▶ _Required task_:
From the listing, collect all lines containing the word "Page".

▶ _Dataset records_:
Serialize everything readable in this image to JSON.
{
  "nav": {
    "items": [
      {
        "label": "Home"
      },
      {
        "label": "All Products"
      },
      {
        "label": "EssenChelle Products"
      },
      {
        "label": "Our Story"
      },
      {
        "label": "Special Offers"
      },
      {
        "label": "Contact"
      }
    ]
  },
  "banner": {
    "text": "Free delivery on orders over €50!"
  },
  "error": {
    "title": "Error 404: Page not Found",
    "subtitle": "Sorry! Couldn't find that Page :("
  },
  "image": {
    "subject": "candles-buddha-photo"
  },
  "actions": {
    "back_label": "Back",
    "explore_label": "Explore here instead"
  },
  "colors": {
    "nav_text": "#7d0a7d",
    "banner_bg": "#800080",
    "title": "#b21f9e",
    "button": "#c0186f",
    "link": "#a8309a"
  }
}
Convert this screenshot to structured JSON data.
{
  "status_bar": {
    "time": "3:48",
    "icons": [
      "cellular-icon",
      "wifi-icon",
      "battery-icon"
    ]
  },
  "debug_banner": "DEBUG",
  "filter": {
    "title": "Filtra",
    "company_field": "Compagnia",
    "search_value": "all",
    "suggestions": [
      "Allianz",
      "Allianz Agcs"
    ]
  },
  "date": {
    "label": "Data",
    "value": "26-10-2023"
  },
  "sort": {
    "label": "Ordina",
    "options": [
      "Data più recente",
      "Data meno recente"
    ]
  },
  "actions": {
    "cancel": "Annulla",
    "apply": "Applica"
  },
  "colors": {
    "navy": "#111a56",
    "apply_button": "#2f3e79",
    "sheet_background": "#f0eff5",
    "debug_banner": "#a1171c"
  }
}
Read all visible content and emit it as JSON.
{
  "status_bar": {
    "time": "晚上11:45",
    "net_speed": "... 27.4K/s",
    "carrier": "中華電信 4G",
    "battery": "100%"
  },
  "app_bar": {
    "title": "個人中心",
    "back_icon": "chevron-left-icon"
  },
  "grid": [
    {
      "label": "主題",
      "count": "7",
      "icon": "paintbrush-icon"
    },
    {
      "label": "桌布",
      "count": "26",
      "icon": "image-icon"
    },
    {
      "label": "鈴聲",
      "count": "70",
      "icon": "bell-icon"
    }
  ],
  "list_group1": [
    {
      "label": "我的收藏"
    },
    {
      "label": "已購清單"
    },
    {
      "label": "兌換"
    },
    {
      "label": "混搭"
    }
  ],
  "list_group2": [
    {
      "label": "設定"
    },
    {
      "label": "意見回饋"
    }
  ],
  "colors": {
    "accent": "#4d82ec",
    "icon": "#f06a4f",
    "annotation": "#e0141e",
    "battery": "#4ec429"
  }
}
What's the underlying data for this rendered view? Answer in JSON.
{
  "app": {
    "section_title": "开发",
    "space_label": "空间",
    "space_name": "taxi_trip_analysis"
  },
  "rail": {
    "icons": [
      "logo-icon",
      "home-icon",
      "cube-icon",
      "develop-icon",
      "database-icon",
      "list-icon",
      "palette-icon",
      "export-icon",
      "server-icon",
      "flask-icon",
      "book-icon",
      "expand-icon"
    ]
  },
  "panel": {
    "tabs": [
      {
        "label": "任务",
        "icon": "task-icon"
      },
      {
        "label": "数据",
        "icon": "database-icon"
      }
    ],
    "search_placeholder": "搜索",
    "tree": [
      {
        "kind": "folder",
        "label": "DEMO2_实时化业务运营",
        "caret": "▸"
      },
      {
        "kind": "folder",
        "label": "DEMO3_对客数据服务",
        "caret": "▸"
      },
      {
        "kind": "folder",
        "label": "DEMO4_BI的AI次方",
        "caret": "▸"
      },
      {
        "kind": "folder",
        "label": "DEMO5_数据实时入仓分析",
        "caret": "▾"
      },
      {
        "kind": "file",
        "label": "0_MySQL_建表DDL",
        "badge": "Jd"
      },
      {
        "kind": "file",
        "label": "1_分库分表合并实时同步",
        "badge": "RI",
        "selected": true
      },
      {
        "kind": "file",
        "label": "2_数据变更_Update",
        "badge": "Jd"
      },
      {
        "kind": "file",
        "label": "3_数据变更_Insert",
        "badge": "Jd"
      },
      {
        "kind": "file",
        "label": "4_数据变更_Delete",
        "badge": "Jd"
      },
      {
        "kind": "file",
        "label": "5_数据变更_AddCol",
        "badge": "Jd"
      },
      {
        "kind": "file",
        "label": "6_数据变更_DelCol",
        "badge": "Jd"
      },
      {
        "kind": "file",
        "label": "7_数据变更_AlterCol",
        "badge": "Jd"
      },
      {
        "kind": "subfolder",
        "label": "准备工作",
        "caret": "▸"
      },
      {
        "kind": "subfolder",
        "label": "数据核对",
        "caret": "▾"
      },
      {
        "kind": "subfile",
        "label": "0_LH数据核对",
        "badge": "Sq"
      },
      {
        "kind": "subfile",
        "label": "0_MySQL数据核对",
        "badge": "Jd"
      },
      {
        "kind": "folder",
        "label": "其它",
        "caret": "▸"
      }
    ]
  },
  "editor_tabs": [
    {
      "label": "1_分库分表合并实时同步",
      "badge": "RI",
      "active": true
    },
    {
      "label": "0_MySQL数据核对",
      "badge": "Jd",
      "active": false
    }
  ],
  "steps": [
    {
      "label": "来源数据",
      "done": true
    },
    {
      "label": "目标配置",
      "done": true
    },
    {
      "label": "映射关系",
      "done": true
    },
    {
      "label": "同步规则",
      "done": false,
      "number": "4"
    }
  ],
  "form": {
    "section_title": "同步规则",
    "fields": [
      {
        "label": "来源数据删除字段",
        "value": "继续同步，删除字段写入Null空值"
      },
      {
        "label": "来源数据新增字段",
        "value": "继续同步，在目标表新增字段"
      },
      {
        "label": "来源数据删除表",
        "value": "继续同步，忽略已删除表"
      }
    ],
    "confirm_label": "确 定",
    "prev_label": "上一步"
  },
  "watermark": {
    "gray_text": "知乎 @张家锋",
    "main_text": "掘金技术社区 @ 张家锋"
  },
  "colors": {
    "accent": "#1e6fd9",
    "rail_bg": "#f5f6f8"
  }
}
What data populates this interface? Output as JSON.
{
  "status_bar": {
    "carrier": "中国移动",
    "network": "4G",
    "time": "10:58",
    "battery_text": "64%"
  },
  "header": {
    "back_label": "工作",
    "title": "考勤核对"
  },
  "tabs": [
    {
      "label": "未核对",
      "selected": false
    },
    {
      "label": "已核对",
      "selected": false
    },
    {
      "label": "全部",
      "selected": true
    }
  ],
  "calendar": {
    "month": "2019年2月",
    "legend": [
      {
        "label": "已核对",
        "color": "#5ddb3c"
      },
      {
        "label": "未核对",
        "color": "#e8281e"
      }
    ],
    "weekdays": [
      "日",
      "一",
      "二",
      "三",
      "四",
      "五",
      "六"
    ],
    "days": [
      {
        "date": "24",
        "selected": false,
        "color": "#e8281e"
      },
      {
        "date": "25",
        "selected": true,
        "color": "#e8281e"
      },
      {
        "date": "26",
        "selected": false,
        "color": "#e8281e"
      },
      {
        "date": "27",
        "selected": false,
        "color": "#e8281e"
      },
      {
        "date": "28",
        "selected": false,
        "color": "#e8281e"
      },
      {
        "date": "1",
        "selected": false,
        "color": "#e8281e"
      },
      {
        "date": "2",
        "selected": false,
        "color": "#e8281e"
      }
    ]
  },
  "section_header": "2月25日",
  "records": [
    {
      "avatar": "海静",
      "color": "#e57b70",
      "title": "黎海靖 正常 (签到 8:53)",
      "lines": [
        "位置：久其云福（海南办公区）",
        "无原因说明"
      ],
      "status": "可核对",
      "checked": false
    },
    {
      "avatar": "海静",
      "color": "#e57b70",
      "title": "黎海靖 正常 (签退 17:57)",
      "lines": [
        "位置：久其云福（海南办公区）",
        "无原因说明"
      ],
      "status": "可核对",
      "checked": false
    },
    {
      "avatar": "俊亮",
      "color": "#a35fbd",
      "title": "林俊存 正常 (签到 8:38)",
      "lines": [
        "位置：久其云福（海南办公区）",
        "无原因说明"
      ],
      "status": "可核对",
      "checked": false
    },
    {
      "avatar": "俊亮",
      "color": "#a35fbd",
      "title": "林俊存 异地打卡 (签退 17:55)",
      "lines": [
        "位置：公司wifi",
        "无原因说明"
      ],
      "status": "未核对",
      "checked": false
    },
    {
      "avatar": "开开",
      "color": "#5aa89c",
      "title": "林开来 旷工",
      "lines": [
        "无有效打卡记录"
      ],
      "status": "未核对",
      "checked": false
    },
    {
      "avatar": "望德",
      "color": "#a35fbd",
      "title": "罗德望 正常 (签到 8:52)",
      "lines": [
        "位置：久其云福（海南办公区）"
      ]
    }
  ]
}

▶ _Reply_:
    "title": "Error 404: Page not Found",
    "subtitle": "Sorry! Couldn't find that Page :("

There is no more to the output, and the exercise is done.